**PROBLEM TO WORK ON:** List each line of the data that holds the string "Expected", please.

Rows from a dataset
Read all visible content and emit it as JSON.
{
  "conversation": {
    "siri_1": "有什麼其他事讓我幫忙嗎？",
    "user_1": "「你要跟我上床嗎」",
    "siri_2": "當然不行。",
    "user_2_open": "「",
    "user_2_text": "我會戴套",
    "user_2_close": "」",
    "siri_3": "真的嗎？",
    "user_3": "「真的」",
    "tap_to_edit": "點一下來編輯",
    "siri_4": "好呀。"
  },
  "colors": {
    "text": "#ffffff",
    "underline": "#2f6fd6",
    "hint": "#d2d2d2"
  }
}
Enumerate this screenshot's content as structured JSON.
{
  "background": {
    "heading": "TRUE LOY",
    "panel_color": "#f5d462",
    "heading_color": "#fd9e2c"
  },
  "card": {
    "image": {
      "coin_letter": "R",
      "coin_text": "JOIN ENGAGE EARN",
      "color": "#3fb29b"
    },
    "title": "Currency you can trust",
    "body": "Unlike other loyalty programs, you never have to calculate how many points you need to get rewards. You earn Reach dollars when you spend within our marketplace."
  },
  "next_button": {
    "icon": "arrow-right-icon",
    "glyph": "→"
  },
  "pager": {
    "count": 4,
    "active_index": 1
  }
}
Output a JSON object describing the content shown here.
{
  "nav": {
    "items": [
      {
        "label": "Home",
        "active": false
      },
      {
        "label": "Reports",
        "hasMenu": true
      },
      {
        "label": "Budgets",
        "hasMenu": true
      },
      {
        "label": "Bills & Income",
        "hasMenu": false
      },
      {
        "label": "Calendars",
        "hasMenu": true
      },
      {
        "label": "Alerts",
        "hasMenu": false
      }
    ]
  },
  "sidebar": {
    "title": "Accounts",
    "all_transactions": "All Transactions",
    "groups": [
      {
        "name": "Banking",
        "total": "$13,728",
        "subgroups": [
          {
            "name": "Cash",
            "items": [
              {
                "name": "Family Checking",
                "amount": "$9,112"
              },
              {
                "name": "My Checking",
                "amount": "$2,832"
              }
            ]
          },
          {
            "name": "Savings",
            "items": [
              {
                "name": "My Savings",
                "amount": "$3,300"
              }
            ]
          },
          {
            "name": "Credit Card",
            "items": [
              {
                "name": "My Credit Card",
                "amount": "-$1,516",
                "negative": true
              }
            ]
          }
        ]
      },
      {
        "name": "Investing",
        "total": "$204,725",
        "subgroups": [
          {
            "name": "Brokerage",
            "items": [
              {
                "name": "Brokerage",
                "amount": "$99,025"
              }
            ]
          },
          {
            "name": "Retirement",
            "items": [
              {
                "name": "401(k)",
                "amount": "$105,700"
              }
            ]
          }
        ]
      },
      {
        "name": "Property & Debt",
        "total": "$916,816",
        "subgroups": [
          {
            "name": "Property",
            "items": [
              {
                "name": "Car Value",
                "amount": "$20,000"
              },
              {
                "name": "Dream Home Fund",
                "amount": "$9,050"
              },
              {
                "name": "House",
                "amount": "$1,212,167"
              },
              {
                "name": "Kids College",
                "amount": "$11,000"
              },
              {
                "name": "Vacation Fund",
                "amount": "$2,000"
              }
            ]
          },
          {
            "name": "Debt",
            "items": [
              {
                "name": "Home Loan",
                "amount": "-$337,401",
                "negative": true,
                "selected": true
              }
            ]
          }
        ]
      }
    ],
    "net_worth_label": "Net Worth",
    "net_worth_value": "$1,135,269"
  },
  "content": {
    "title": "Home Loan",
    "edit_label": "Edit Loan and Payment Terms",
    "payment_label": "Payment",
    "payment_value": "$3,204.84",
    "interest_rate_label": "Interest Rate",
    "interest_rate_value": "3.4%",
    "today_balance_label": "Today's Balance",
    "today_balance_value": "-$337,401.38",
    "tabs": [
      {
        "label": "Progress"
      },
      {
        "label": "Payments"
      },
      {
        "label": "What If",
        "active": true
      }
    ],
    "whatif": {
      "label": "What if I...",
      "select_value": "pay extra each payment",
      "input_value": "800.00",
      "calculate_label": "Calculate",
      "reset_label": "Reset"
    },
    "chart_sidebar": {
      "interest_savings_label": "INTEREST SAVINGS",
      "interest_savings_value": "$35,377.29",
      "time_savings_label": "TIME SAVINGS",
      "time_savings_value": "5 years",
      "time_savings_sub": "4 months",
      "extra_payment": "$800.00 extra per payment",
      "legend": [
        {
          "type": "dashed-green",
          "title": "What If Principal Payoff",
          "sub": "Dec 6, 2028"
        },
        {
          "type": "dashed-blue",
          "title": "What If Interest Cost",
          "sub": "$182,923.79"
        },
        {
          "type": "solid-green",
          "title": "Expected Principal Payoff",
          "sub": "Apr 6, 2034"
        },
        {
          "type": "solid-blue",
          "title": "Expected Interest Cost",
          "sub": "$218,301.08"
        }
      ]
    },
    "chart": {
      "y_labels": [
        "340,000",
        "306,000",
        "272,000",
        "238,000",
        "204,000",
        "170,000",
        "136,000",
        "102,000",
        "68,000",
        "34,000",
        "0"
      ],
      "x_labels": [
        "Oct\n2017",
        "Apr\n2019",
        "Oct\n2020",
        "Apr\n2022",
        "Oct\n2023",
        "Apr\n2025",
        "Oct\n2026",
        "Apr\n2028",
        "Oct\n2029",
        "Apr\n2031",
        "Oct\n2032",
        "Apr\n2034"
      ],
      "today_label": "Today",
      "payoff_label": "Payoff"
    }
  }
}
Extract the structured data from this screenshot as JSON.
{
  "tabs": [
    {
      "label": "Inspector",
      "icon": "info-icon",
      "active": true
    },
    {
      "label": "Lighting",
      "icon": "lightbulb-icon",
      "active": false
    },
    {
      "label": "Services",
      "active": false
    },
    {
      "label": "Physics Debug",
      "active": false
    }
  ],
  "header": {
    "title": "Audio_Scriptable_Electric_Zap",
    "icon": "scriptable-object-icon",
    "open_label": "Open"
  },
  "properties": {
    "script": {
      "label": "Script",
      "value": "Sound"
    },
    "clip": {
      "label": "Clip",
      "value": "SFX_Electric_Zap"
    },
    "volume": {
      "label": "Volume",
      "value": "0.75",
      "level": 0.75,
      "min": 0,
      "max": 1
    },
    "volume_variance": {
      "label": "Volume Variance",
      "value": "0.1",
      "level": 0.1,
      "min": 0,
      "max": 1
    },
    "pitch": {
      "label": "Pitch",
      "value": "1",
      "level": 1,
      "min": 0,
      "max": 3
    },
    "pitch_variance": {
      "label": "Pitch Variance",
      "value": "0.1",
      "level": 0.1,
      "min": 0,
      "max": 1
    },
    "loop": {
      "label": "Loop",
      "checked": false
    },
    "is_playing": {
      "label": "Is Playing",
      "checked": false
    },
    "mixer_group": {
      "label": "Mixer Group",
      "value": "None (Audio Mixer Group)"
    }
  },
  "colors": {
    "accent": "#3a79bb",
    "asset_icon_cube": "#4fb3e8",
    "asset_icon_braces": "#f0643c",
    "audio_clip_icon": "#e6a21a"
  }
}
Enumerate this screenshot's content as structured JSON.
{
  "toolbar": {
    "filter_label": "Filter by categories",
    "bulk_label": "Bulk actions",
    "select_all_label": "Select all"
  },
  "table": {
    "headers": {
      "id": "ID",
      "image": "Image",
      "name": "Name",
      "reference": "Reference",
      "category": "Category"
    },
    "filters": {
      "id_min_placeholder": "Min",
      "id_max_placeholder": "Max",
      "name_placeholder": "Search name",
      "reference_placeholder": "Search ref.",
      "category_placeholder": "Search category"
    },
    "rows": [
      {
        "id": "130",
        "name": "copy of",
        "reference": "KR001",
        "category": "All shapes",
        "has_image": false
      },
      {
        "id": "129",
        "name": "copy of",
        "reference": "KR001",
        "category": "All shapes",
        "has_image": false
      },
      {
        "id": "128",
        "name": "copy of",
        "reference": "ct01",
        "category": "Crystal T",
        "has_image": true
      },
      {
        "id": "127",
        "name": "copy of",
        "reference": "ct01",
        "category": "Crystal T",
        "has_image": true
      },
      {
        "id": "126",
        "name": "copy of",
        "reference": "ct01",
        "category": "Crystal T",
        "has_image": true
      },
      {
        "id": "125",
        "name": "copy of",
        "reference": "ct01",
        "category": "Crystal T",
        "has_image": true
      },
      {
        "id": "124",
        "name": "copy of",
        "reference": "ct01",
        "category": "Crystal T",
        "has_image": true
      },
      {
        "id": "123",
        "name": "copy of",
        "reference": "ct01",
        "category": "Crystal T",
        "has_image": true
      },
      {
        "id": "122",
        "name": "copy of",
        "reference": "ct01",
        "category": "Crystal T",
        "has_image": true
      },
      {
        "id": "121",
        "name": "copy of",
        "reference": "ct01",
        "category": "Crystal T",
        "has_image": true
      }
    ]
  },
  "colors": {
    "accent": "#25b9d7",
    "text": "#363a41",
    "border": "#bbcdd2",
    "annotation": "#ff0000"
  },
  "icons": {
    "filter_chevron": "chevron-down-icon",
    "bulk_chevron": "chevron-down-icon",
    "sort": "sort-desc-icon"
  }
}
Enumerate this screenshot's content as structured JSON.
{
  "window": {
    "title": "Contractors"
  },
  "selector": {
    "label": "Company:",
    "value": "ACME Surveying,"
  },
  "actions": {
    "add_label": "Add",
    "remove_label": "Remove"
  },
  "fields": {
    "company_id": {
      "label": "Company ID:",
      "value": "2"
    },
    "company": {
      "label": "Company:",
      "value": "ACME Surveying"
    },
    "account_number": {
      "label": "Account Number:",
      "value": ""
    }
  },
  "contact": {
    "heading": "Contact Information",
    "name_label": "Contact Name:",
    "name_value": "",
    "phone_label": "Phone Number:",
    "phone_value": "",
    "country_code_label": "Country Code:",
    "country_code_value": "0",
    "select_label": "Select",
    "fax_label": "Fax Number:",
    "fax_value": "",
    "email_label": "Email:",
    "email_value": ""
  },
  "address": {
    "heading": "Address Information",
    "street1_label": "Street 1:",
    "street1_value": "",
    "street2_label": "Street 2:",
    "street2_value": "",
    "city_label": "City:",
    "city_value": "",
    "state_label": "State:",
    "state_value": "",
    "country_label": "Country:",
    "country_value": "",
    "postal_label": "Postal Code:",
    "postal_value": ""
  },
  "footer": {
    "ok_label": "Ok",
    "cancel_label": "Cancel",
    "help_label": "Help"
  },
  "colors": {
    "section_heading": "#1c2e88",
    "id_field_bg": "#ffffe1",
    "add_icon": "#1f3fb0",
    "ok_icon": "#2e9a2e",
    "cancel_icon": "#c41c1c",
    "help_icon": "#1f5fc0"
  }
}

**THE RESPONSE:**
          "title": "Expected Principal Payoff",
          "title": "Expected Interest Cost",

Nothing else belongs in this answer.